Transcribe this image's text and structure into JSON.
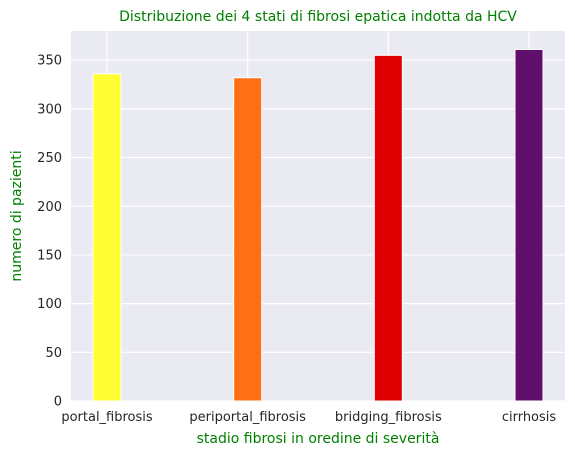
{
  "chart_data": {
    "type": "bar",
    "title": "Distribuzione dei 4 stati di fibrosi epatica indotta da HCV",
    "xlabel": "stadio fibrosi in oredine di severità",
    "ylabel": "numero di pazienti",
    "categories": [
      "portal_fibrosis",
      "periportal_fibrosis",
      "bridging_fibrosis",
      "cirrhosis"
    ],
    "values": [
      336,
      332,
      355,
      361
    ],
    "bar_colors": [
      "#ffff33",
      "#ff7014",
      "#e00000",
      "#610f6c"
    ],
    "ylim": [
      0,
      380
    ],
    "yticks": [
      0,
      50,
      100,
      150,
      200,
      250,
      300,
      350
    ],
    "grid": true,
    "label_color": "#008000",
    "background_color": "#eaeaf2"
  }
}
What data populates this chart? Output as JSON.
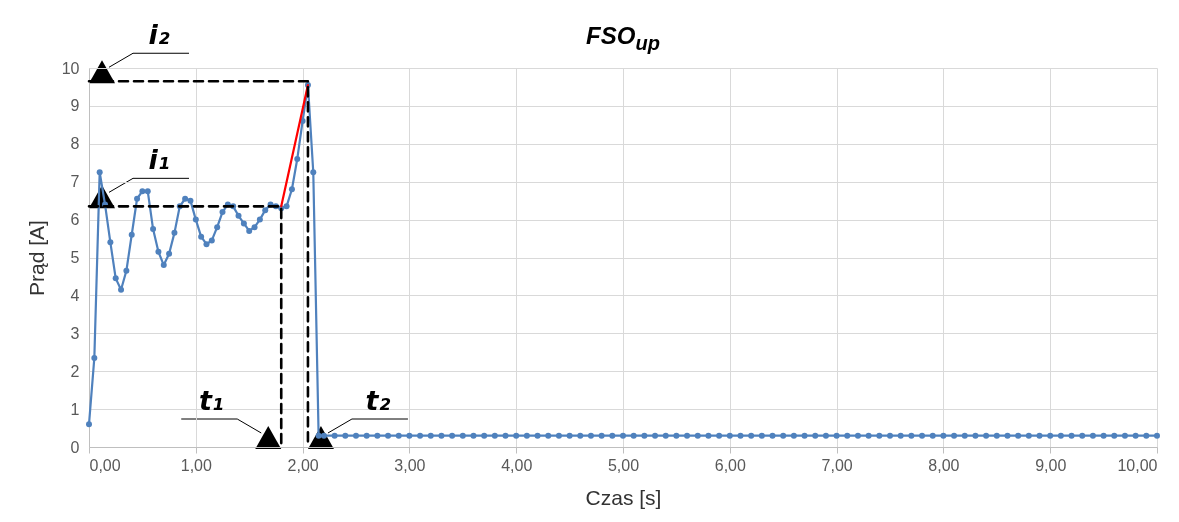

**STATED EXERCISE**. Identify and list each line with the word "JSON".

**EXPECTED ANSWER**.
Transcribe this image's text and structure into JSON.
What data populates this chart? Output as JSON.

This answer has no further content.